┌──

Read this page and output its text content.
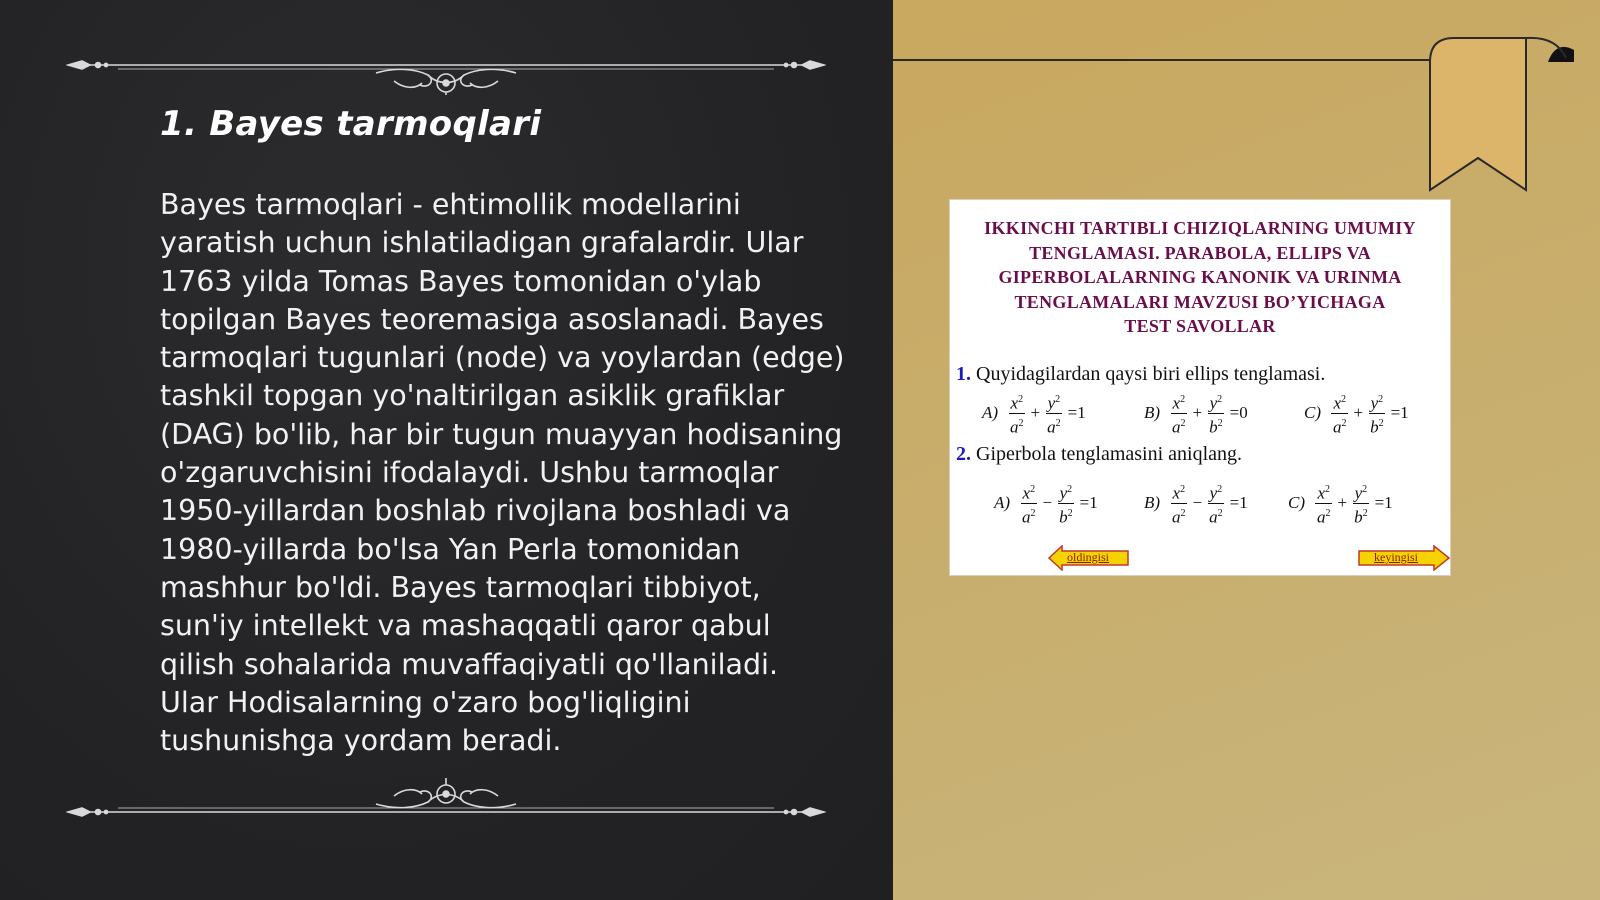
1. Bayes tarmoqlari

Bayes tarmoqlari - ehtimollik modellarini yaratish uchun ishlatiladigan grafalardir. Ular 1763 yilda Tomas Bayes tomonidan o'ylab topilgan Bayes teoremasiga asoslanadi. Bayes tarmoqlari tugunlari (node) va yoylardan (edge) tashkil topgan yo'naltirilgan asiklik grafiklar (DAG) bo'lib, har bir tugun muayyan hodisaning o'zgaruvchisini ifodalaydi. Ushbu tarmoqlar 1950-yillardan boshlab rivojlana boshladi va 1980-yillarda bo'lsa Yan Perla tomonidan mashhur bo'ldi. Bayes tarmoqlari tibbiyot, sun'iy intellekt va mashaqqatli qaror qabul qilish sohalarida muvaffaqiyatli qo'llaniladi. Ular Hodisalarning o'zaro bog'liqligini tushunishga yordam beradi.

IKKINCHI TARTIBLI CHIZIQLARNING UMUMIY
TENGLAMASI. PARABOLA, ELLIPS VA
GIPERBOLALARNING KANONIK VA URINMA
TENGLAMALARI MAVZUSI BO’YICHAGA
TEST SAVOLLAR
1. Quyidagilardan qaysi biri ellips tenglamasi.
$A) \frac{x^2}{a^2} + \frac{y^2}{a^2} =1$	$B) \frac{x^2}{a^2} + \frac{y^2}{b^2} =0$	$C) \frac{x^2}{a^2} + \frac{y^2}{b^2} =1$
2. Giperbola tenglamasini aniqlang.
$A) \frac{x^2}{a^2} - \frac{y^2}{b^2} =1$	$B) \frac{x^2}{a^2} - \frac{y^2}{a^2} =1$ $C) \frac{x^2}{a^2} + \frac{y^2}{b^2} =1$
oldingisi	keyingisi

└──

▸ Directions for this task
Pull out every line in the data above that has the word "tarmoqlari".

▸ Task answer
1. Bayes tarmoqlari
Bayes tarmoqlari - ehtimollik modellarini yaratish uchun ishlatiladigan grafalardir. Ular 1763 yilda Tomas Bayes tomonidan o'ylab topilgan Bayes teoremasiga asoslanadi. Bayes tarmoqlari tugunlari (node) va yoylardan (edge) tashkil topgan yo'naltirilgan asiklik grafiklar (DAG) bo'lib, har bir tugun muayyan hodisaning o'zgaruvchisini ifodalaydi. Ushbu tarmoqlar 1950-yillardan boshlab rivojlana boshladi va 1980-yillarda bo'lsa Yan Perla tomonidan mashhur bo'ldi. Bayes tarmoqlari tibbiyot, sun'iy intellekt va mashaqqatli qaror qabul qilish sohalarida muvaffaqiyatli qo'llaniladi. Ular Hodisalarning o'zaro bog'liqligini tushunishga yordam beradi.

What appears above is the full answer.